Supplied material:
· · · · · · ·

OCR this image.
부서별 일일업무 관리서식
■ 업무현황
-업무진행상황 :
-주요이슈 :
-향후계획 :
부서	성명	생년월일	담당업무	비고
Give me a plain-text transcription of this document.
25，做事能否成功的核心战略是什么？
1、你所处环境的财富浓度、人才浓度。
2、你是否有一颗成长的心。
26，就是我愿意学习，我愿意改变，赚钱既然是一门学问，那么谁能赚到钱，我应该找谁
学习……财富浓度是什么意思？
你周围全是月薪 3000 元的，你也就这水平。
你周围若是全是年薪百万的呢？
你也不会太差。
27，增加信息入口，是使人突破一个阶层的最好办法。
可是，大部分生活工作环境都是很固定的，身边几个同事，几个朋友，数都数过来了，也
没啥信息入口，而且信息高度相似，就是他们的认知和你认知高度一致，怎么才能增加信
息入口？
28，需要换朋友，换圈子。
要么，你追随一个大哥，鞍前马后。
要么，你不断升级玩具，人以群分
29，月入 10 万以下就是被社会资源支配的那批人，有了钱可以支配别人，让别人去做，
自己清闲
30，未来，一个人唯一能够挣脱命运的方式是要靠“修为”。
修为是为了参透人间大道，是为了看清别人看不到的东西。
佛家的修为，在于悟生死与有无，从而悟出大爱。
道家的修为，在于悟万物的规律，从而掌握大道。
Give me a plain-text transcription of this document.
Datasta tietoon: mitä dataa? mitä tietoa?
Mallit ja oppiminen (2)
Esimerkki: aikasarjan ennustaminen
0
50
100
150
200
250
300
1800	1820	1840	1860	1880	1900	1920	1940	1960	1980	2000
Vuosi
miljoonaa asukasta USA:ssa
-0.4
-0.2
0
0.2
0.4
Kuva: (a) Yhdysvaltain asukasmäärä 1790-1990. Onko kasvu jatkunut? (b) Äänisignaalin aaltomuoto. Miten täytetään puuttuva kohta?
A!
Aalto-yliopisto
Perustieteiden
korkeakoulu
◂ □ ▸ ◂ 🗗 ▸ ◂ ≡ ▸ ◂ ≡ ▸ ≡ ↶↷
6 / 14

· · · · · · ·

Job: Without leaving anything out, quote all the data.

Exercise solution:
OCR this image.
부서별 일일업무 관리서식
■ 업무현황
-업무진행상황 :
-주요이슈 :
-향후계획 :
부서	성명	생년월일	담당업무	비고
Give me a plain-text transcription of this document.
25，做事能否成功的核心战略是什么？
1、你所处环境的财富浓度、人才浓度。
2、你是否有一颗成长的心。
26，就是我愿意学习，我愿意改变，赚钱既然是一门学问，那么谁能赚到钱，我应该找谁
学习……财富浓度是什么意思？
你周围全是月薪 3000 元的，你也就这水平。
你周围若是全是年薪百万的呢？
你也不会太差。
27，增加信息入口，是使人突破一个阶层的最好办法。
可是，大部分生活工作环境都是很固定的，身边几个同事，几个朋友，数都数过来了，也
没啥信息入口，而且信息高度相似，就是他们的认知和你认知高度一致，怎么才能增加信
息入口？
28，需要换朋友，换圈子。
要么，你追随一个大哥，鞍前马后。
要么，你不断升级玩具，人以群分
29，月入 10 万以下就是被社会资源支配的那批人，有了钱可以支配别人，让别人去做，
自己清闲
30，未来，一个人唯一能够挣脱命运的方式是要靠“修为”。
修为是为了参透人间大道，是为了看清别人看不到的东西。
佛家的修为，在于悟生死与有无，从而悟出大爱。
道家的修为，在于悟万物的规律，从而掌握大道。
Give me a plain-text transcription of this document.
Datasta tietoon: mitä dataa? mitä tietoa?
Mallit ja oppiminen (2)
Esimerkki: aikasarjan ennustaminen
0
50
100
150
200
250
300
1800	1820	1840	1860	1880	1900	1920	1940	1960	1980	2000
Vuosi
miljoonaa asukasta USA:ssa
-0.4
-0.2
0
0.2
0.4
Kuva: (a) Yhdysvaltain asukasmäärä 1790-1990. Onko kasvu jatkunut? (b) Äänisignaalin aaltomuoto. Miten täytetään puuttuva kohta?
A!
Aalto-yliopisto
Perustieteiden
korkeakoulu
◂ □ ▸ ◂ 🗗 ▸ ◂ ≡ ▸ ◂ ≡ ▸ ≡ ↶↷
6 / 14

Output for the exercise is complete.